══ INPUT RECORDS ══
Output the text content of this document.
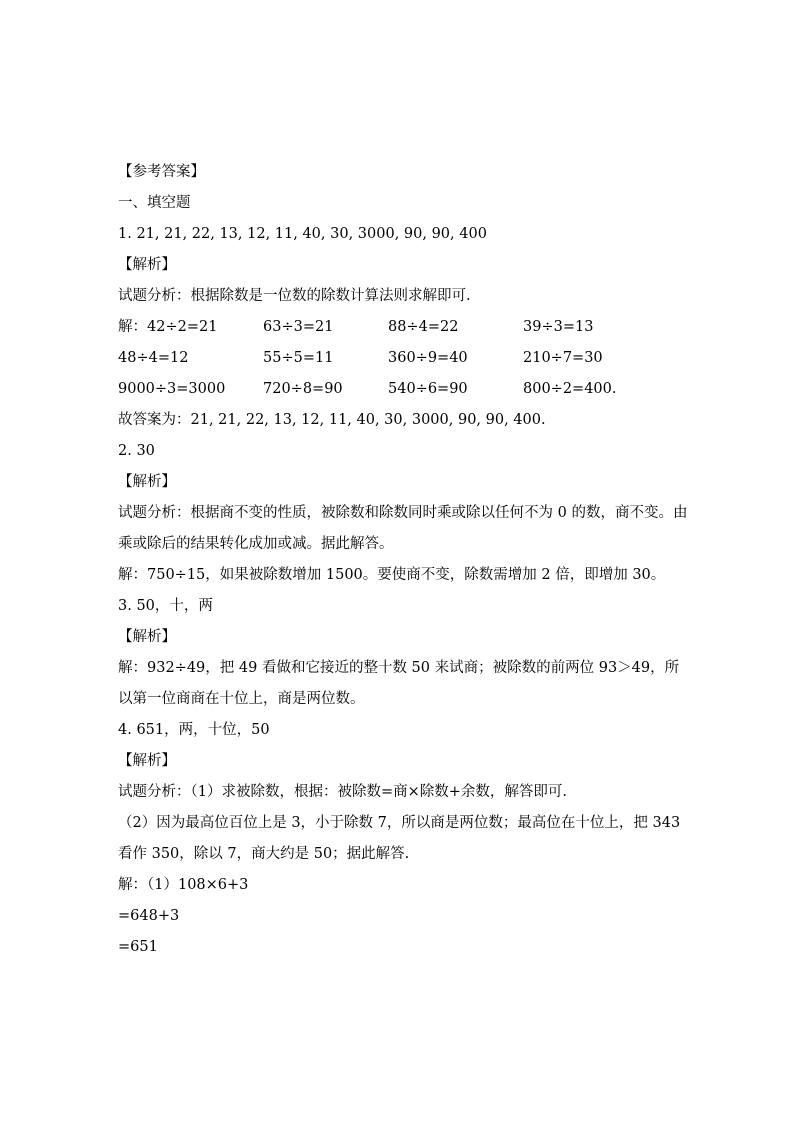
【参考答案】
一、填空题
1. 21, 21, 22, 13, 12, 11, 40, 30, 3000, 90, 90, 400
【解析】
试题分析：根据除数是一位数的除数计算法则求解即可.
解：42÷2=21	63÷3=21	88÷4=22	39÷3=13
48÷4=12	55÷5=11	360÷9=40	210÷7=30
9000÷3=3000	720÷8=90	540÷6=90	800÷2=400.
故答案为：21, 21, 22, 13, 12, 11, 40, 30, 3000, 90, 90, 400.
2. 30
【解析】
试题分析：根据商不变的性质，被除数和除数同时乘或除以任何不为 0 的数，商不变。由乘或除后的结果转化成加或减。据此解答。
解：750÷15，如果被除数增加 1500。要使商不变，除数需增加 2 倍，即增加 30。
3. 50，十，两
【解析】
解：932÷49，把 49 看做和它接近的整十数 50 来试商；被除数的前两位 93＞49，所以第一位商商在十位上，商是两位数。
4. 651，两，十位，50
【解析】
试题分析：（1）求被除数，根据：被除数=商×除数+余数，解答即可.
（2）因为最高位百位上是 3，小于除数 7，所以商是两位数；最高位在十位上，把 343 看作 350，除以 7，商大约是 50；据此解答.
解：（1）108×6+3
=648+3
=651
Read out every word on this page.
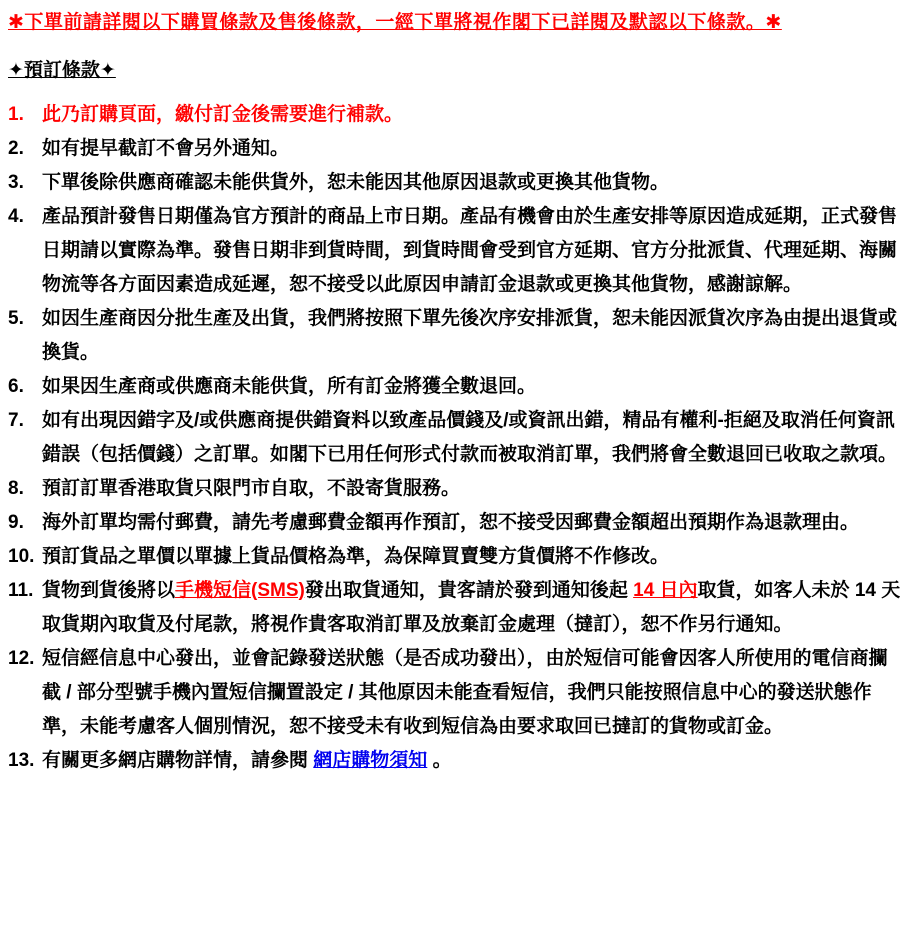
✱下單前請詳閱以下購買條款及售後條款，一經下單將視作閣下已詳閱及默認以下條款。✱
✦預訂條款✦
1. 此乃訂購頁面，繳付訂金後需要進行補款。
2. 如有提早截訂不會另外通知。
3. 下單後除供應商確認未能供貨外，恕未能因其他原因退款或更換其他貨物。
4. 產品預計發售日期僅為官方預計的商品上市日期。產品有機會由於生產安排等原因造成延期，正式發售日期請以實際為準。發售日期非到貨時間，到貨時間會受到官方延期、官方分批派貨、代理延期、海關物流等各方面因素造成延遲，恕不接受以此原因申請訂金退款或更換其他貨物，感謝諒解。
5. 如因生產商因分批生產及出貨，我們將按照下單先後次序安排派貨，恕未能因派貨次序為由提出退貨或換貨。
6. 如果因生產商或供應商未能供貨，所有訂金將獲全數退回。
7. 如有出現因錯字及/或供應商提供錯資料以致產品價錢及/或資訊出錯，精品有權利-拒絕及取消任何資訊錯誤（包括價錢）之訂單。如閣下已用任何形式付款而被取消訂單，我們將會全數退回已收取之款項。
8. 預訂訂單香港取貨只限門市自取，不設寄貨服務。
9. 海外訂單均需付郵費，請先考慮郵費金額再作預訂，恕不接受因郵費金額超出預期作為退款理由。
10. 預訂貨品之單價以單據上貨品價格為準，為保障買賣雙方貨價將不作修改。
11. 貨物到貨後將以手機短信(SMS)發出取貨通知，貴客請於發到通知後起 14 日內取貨，如客人未於 14 天取貨期內取貨及付尾款，將視作貴客取消訂單及放棄訂金處理（撻訂），恕不作另行通知。
12. 短信經信息中心發出，並會記錄發送狀態（是否成功發出），由於短信可能會因客人所使用的電信商攔截 / 部分型號手機內置短信攔置設定 / 其他原因未能查看短信，我們只能按照信息中心的發送狀態作準，未能考慮客人個別情況，恕不接受未有收到短信為由要求取回已撻訂的貨物或訂金。
13. 有關更多網店購物詳情，請參閱 網店購物須知 。
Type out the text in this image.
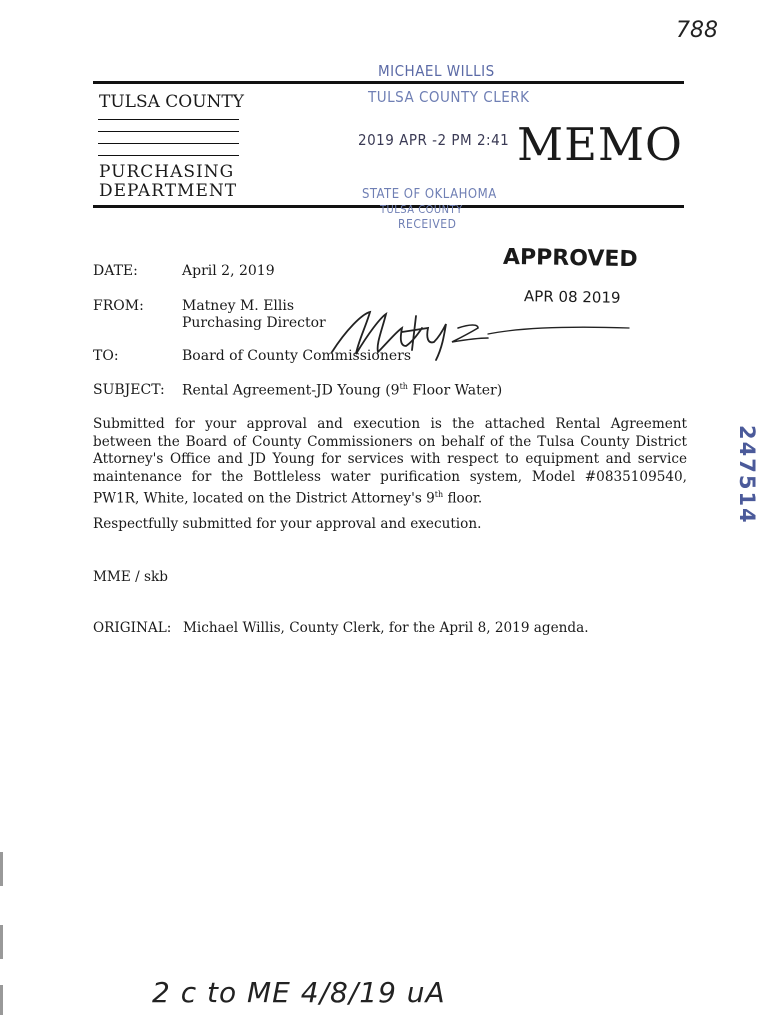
788
MICHAEL WILLIS
TULSA COUNTY CLERK
TULSA COUNTY
PURCHASING
DEPARTMENT
2019 APR -2 PM 2:41 MEMO
STATE OF OKLAHOMA
TULSA COUNTY
RECEIVED
APPROVED
APR 08 2019
DATE:	April 2, 2019
FROM:	Matney M. Ellis
Purchasing Director
TO:	Board of County Commissioners
SUBJECT: Rental Agreement-JD Young (9th Floor Water)
Submitted for your approval and execution is the attached Rental Agreement between the Board of County Commissioners on behalf of the Tulsa County District Attorney's Office and JD Young for services with respect to equipment and service maintenance for the Bottleless water purification system, Model #0835109540, PW1R, White, located on the District Attorney's 9th floor.
Respectfully submitted for your approval and execution.
MME / skb
ORIGINAL: Michael Willis, County Clerk, for the April 8, 2019 agenda.
247514
2 c to ME 4/8/19 uA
═══
▸ **JOB**: Do not include the pictures. Quote only the lines from the line with "Type out the text in this image." through the end of the material, both ends included, exactly.

▸ **EXERCISE RESPONSE**:
Type out the text in this image.
788
MICHAEL WILLIS
TULSA COUNTY CLERK
TULSA COUNTY
PURCHASING
DEPARTMENT
2019 APR -2 PM 2:41 MEMO
STATE OF OKLAHOMA
TULSA COUNTY
RECEIVED
APPROVED
APR 08 2019
DATE:	April 2, 2019
FROM:	Matney M. Ellis
Purchasing Director
TO:	Board of County Commissioners
SUBJECT: Rental Agreement-JD Young (9th Floor Water)
Submitted for your approval and execution is the attached Rental Agreement between the Board of County Commissioners on behalf of the Tulsa County District Attorney's Office and JD Young for services with respect to equipment and service maintenance for the Bottleless water purification system, Model #0835109540, PW1R, White, located on the District Attorney's 9th floor.
Respectfully submitted for your approval and execution.
MME / skb
ORIGINAL: Michael Willis, County Clerk, for the April 8, 2019 agenda.
247514
2 c to ME 4/8/19 uA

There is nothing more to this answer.